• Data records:
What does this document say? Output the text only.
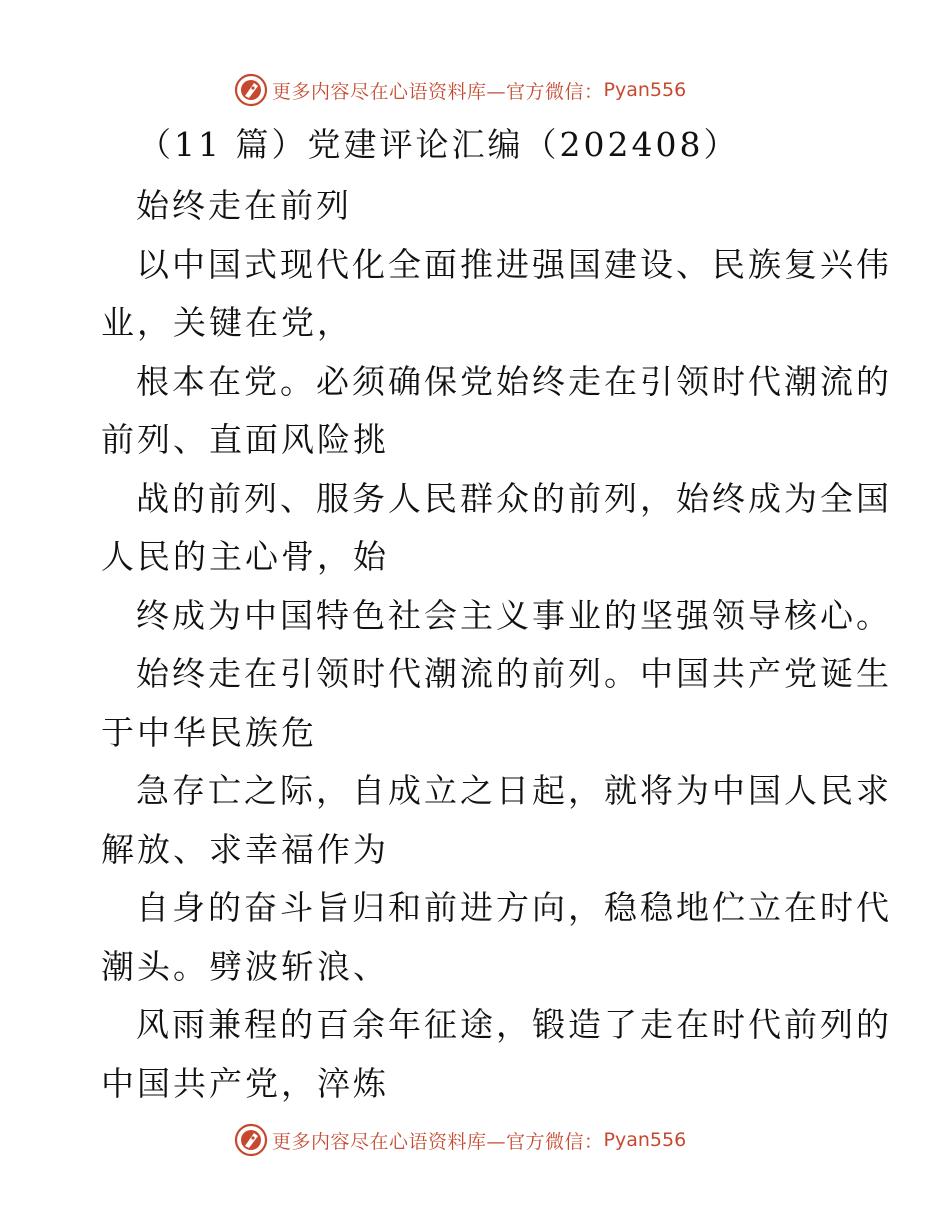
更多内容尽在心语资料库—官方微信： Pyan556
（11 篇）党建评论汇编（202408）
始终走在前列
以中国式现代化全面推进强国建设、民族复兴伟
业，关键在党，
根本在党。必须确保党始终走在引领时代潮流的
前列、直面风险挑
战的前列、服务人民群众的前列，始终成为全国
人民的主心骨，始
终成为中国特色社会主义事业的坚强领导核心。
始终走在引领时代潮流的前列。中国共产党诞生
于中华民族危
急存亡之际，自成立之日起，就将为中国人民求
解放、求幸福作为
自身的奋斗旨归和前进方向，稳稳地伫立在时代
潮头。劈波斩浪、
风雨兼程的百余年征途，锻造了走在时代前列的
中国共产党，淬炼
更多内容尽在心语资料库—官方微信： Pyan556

• TASK PROMPT: Output the lines above in full and exactly as given, omitting any pictures.

• REPLY:
What does this document say? Output the text only.
更多内容尽在心语资料库—官方微信： Pyan556
（11 篇）党建评论汇编（202408）
始终走在前列
以中国式现代化全面推进强国建设、民族复兴伟
业，关键在党，
根本在党。必须确保党始终走在引领时代潮流的
前列、直面风险挑
战的前列、服务人民群众的前列，始终成为全国
人民的主心骨，始
终成为中国特色社会主义事业的坚强领导核心。
始终走在引领时代潮流的前列。中国共产党诞生
于中华民族危
急存亡之际，自成立之日起，就将为中国人民求
解放、求幸福作为
自身的奋斗旨归和前进方向，稳稳地伫立在时代
潮头。劈波斩浪、
风雨兼程的百余年征途，锻造了走在时代前列的
中国共产党，淬炼
更多内容尽在心语资料库—官方微信： Pyan556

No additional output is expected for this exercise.